The task: Every record must appear in your copy exactly as written, with no pictures.
┄┄┄┄┄┄┄┄┄┄
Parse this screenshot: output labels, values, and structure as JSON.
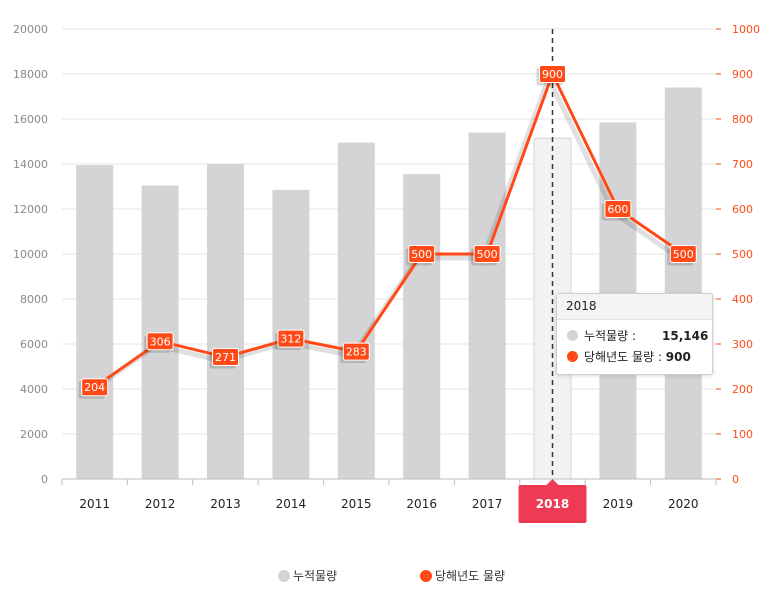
{
  "chart_data": {
    "type": "bar",
    "categories": [
      "2011",
      "2012",
      "2013",
      "2014",
      "2015",
      "2016",
      "2017",
      "2018",
      "2019",
      "2020"
    ],
    "series": [
      {
        "name": "누적물량",
        "type": "bar",
        "axis": "left",
        "values": [
          13950,
          13050,
          14000,
          12850,
          14950,
          13550,
          15400,
          15146,
          15850,
          17400
        ]
      },
      {
        "name": "당해년도 물량",
        "type": "line",
        "axis": "right",
        "values": [
          204,
          306,
          271,
          312,
          283,
          500,
          500,
          900,
          600,
          500
        ]
      }
    ],
    "left_axis": {
      "ylim": [
        0,
        20000
      ],
      "ticks": [
        "0",
        "2000",
        "4000",
        "6000",
        "8000",
        "10000",
        "12000",
        "14000",
        "16000",
        "18000",
        "20000"
      ]
    },
    "right_axis": {
      "ylim": [
        0,
        1000
      ],
      "ticks": [
        "0",
        "100",
        "200",
        "300",
        "400",
        "500",
        "600",
        "700",
        "800",
        "900",
        "1000"
      ]
    },
    "highlighted_category": "2018",
    "grid": true,
    "legend": "bottom",
    "colors": {
      "bar": "#d4d4d6",
      "bar_highlight": "#f2f2f2",
      "line": "#ff4a17",
      "label_bg": "#ff4a17",
      "highlight_badge": "#ee3a55",
      "grid": "#e6e6e6",
      "right_axis": "#ff4a17",
      "left_axis": "#8a8a8a"
    }
  },
  "tooltip": {
    "title": "2018",
    "rows": [
      {
        "label": "누적물량 :",
        "value": "15,146"
      },
      {
        "label": "당해년도 물량 :",
        "value": "900"
      }
    ]
  },
  "legend": {
    "items": [
      {
        "label": "누적물량"
      },
      {
        "label": "당해년도 물량"
      }
    ]
  }
}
┄┄┄┄┄┄┄┄┄┄
Correct answer:
Parse this screenshot: output labels, values, and structure as JSON.
{
  "chart_data": {
    "type": "bar",
    "categories": [
      "2011",
      "2012",
      "2013",
      "2014",
      "2015",
      "2016",
      "2017",
      "2018",
      "2019",
      "2020"
    ],
    "series": [
      {
        "name": "누적물량",
        "type": "bar",
        "axis": "left",
        "values": [
          13950,
          13050,
          14000,
          12850,
          14950,
          13550,
          15400,
          15146,
          15850,
          17400
        ]
      },
      {
        "name": "당해년도 물량",
        "type": "line",
        "axis": "right",
        "values": [
          204,
          306,
          271,
          312,
          283,
          500,
          500,
          900,
          600,
          500
        ]
      }
    ],
    "left_axis": {
      "ylim": [
        0,
        20000
      ],
      "ticks": [
        "0",
        "2000",
        "4000",
        "6000",
        "8000",
        "10000",
        "12000",
        "14000",
        "16000",
        "18000",
        "20000"
      ]
    },
    "right_axis": {
      "ylim": [
        0,
        1000
      ],
      "ticks": [
        "0",
        "100",
        "200",
        "300",
        "400",
        "500",
        "600",
        "700",
        "800",
        "900",
        "1000"
      ]
    },
    "highlighted_category": "2018",
    "grid": true,
    "legend": "bottom",
    "colors": {
      "bar": "#d4d4d6",
      "bar_highlight": "#f2f2f2",
      "line": "#ff4a17",
      "label_bg": "#ff4a17",
      "highlight_badge": "#ee3a55",
      "grid": "#e6e6e6",
      "right_axis": "#ff4a17",
      "left_axis": "#8a8a8a"
    }
  },
  "tooltip": {
    "title": "2018",
    "rows": [
      {
        "label": "누적물량 :",
        "value": "15,146"
      },
      {
        "label": "당해년도 물량 :",
        "value": "900"
      }
    ]
  },
  "legend": {
    "items": [
      {
        "label": "누적물량"
      },
      {
        "label": "당해년도 물량"
      }
    ]
  }
}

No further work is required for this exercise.